Collection entries:
## begin

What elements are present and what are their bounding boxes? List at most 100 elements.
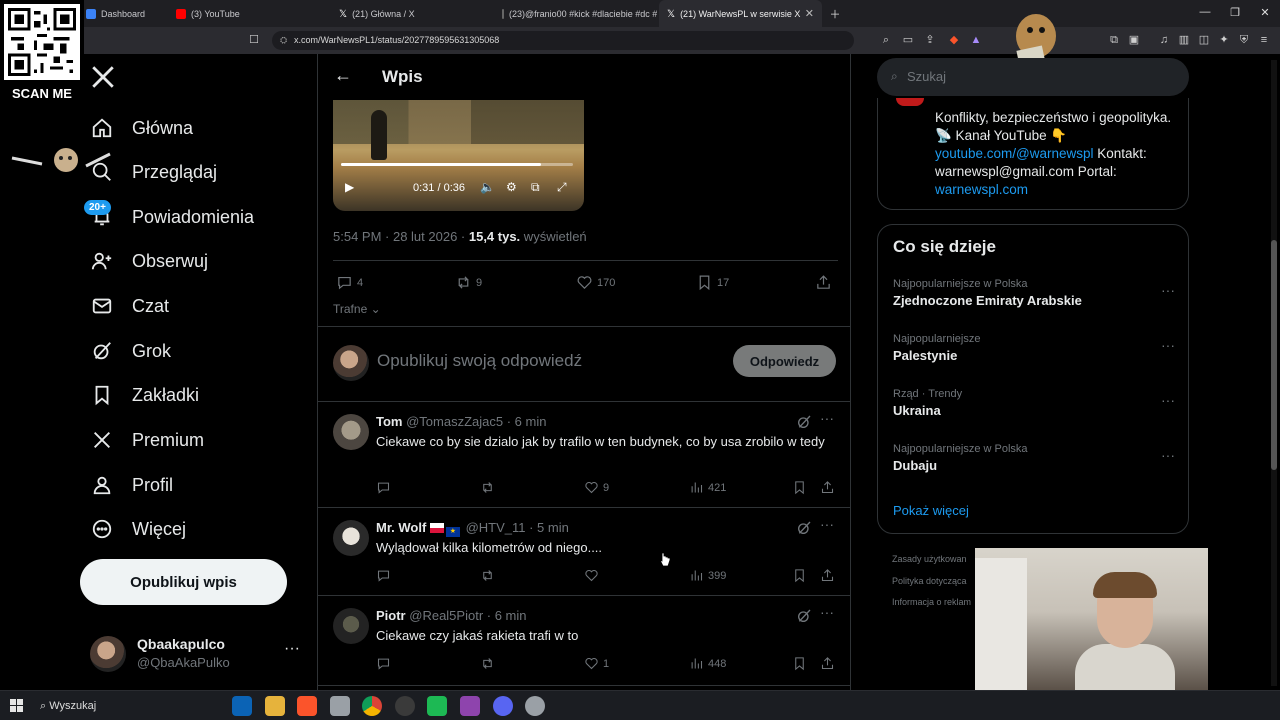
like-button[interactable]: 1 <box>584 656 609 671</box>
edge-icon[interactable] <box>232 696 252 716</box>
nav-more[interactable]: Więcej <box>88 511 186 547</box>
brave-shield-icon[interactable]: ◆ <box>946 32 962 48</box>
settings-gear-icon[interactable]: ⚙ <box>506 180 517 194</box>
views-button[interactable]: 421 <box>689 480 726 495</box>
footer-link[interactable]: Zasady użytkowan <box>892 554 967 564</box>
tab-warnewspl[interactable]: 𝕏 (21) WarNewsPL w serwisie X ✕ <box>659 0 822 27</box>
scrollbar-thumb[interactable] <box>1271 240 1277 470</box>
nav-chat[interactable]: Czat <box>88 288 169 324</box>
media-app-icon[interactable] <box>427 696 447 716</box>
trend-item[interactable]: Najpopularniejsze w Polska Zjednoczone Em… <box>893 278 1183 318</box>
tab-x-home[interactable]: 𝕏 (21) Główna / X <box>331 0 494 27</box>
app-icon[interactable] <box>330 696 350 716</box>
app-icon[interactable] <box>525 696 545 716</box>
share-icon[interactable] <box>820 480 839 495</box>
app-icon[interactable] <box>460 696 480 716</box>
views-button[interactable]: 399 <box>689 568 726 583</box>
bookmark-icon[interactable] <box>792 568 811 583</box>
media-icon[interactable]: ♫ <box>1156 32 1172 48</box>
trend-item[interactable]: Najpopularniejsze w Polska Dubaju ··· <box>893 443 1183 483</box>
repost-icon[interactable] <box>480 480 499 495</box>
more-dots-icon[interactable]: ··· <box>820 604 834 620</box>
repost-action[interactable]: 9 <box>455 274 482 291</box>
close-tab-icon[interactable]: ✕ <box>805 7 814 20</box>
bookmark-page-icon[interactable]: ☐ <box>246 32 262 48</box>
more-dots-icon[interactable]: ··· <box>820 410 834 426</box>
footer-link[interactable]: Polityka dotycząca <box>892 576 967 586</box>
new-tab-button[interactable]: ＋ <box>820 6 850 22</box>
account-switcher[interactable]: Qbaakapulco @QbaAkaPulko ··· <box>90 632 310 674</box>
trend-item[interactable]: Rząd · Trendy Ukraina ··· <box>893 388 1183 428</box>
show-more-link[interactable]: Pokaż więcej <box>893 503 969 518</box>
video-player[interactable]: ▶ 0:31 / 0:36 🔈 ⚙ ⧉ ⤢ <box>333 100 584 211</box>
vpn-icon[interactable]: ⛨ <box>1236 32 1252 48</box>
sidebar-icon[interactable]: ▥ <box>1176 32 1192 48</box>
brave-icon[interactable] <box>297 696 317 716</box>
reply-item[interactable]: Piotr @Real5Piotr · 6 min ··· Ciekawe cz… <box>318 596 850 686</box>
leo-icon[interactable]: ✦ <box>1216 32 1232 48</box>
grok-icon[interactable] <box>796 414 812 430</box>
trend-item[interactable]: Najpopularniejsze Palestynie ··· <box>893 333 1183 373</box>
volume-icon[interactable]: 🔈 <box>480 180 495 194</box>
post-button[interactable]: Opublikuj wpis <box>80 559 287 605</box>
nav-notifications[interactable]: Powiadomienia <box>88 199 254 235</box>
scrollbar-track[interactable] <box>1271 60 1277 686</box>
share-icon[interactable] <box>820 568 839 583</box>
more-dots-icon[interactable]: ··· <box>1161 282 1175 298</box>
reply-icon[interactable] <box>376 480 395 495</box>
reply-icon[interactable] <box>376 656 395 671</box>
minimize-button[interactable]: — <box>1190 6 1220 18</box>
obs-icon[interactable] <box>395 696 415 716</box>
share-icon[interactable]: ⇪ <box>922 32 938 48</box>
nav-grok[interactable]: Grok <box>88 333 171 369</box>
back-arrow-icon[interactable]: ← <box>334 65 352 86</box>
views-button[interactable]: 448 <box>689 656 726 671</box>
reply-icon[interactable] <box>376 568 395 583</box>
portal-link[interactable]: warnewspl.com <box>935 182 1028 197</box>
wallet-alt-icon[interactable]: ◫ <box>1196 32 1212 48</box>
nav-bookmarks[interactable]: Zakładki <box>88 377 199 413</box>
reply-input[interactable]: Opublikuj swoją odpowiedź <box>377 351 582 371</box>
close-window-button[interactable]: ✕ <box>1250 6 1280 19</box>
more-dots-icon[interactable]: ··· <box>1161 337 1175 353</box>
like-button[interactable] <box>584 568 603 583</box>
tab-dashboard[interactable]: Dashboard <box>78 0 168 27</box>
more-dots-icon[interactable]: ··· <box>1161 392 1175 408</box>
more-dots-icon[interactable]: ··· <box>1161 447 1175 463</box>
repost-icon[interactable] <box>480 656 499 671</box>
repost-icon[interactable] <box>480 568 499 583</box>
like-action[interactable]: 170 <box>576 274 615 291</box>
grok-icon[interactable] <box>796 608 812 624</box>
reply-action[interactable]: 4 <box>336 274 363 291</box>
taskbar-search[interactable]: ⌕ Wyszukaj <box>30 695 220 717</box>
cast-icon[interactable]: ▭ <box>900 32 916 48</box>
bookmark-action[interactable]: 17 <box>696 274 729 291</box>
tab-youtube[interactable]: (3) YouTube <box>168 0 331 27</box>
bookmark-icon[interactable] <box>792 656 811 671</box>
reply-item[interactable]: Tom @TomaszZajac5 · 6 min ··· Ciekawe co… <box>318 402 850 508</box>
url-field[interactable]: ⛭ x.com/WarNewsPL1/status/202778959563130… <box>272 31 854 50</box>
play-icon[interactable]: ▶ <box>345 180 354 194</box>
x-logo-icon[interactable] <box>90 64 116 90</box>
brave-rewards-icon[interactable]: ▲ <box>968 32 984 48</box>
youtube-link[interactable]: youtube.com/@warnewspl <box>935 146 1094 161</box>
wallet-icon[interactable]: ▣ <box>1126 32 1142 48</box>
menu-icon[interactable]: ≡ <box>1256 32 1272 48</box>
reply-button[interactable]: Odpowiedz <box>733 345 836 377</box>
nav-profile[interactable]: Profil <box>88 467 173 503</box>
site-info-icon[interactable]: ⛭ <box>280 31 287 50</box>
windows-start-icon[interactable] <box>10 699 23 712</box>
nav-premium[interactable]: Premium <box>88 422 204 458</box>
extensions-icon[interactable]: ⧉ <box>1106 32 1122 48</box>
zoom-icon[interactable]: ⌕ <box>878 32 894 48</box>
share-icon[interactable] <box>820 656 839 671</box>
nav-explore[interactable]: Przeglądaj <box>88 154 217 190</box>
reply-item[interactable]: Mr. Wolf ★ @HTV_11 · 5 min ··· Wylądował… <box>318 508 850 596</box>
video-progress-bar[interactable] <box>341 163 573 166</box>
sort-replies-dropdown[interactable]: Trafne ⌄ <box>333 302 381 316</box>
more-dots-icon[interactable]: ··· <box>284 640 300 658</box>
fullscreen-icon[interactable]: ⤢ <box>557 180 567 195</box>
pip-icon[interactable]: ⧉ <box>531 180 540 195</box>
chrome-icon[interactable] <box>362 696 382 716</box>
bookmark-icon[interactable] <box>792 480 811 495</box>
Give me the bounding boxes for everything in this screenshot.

## end
## begin

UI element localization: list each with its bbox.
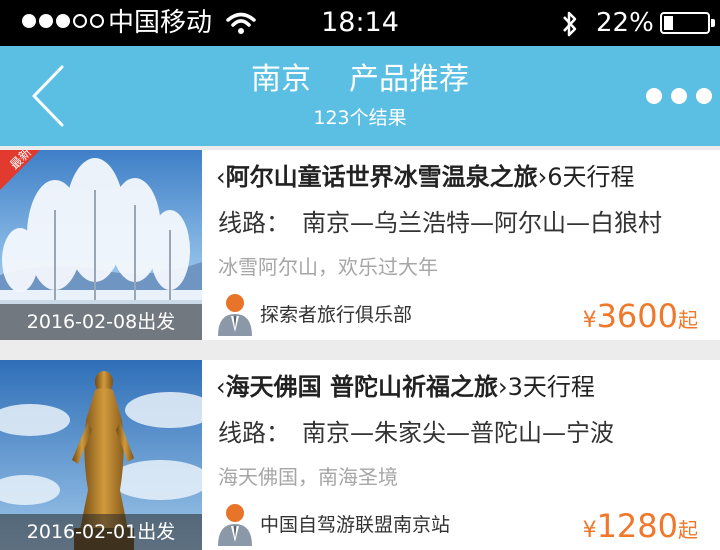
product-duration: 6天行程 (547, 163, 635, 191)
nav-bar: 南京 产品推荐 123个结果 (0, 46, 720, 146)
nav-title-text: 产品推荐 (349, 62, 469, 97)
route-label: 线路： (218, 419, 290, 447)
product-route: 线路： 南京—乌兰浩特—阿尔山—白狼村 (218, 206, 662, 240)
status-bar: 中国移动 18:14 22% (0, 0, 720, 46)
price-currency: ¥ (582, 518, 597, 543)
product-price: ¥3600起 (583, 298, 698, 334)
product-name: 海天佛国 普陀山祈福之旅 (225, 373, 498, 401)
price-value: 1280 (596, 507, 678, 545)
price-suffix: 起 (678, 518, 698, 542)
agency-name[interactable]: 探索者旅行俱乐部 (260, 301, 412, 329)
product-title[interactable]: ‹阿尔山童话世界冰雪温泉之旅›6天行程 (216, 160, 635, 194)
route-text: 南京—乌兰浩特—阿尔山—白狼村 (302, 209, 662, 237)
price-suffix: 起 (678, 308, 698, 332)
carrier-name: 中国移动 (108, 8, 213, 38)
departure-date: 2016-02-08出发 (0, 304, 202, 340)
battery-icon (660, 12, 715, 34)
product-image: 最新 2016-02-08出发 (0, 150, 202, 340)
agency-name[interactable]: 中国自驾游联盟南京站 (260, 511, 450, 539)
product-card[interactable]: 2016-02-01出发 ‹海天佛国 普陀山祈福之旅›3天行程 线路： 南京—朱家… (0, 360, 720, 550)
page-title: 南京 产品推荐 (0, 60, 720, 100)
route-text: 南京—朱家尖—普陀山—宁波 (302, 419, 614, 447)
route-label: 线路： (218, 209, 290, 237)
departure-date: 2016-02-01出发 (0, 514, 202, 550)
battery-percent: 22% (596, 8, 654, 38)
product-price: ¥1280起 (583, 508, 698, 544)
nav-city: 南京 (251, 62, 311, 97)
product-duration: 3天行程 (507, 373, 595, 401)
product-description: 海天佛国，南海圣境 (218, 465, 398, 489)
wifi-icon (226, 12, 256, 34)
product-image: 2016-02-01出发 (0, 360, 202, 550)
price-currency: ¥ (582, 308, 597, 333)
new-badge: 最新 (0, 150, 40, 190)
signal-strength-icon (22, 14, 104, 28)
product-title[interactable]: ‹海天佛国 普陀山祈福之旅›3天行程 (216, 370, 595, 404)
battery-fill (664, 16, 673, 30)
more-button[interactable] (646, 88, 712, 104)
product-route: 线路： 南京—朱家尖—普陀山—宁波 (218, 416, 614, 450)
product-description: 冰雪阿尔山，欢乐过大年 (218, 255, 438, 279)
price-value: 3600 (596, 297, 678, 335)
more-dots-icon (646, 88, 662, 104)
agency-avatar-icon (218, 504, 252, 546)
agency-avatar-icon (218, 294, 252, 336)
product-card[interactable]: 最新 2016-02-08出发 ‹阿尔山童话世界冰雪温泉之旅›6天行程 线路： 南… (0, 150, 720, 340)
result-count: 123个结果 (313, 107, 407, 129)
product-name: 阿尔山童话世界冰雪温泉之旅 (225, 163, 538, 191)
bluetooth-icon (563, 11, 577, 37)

## end

▶ _Prompt_: Recast the part of the records that opens with the line containing "like-button[interactable]: 1 <box>584" and closes with the line containing "app-icon[interactable] <box>460 696" as a numbered list, omitting any blank lines.

▶ _Answer to this exercise_:
1. like-button[interactable]: 1 <box>584 656 609 671</box>
2. edge-icon[interactable] <box>232 696 252 716</box>
3. nav-more[interactable]: Więcej <box>88 511 186 547</box>
4. brave-shield-icon[interactable]: ◆ <box>946 32 962 48</box>
5. settings-gear-icon[interactable]: ⚙ <box>506 180 517 194</box>
6. views-button[interactable]: 421 <box>689 480 726 495</box>
7. footer-link[interactable]: Zasady użytkowan <box>892 554 967 564</box>
8. tab-warnewspl[interactable]: 𝕏 (21) WarNewsPL w serwisie X ✕ <box>659 0 822 27</box>
9. scrollbar-thumb[interactable] <box>1271 240 1277 470</box>
10. nav-chat[interactable]: Czat <box>88 288 169 324</box>
11. media-app-icon[interactable] <box>427 696 447 716</box>
12. trend-item[interactable]: Najpopularniejsze w Polska Zjednoczone Em… <box>893 278 1183 318</box>
13. tab-x-home[interactable]: 𝕏 (21) Główna / X <box>331 0 494 27</box>
14. app-icon[interactable] <box>330 696 350 716</box>
15. app-icon[interactable] <box>525 696 545 716</box>
16. share-icon[interactable] <box>820 480 839 495</box>
17. app-icon[interactable] <box>460 696 480 716</box>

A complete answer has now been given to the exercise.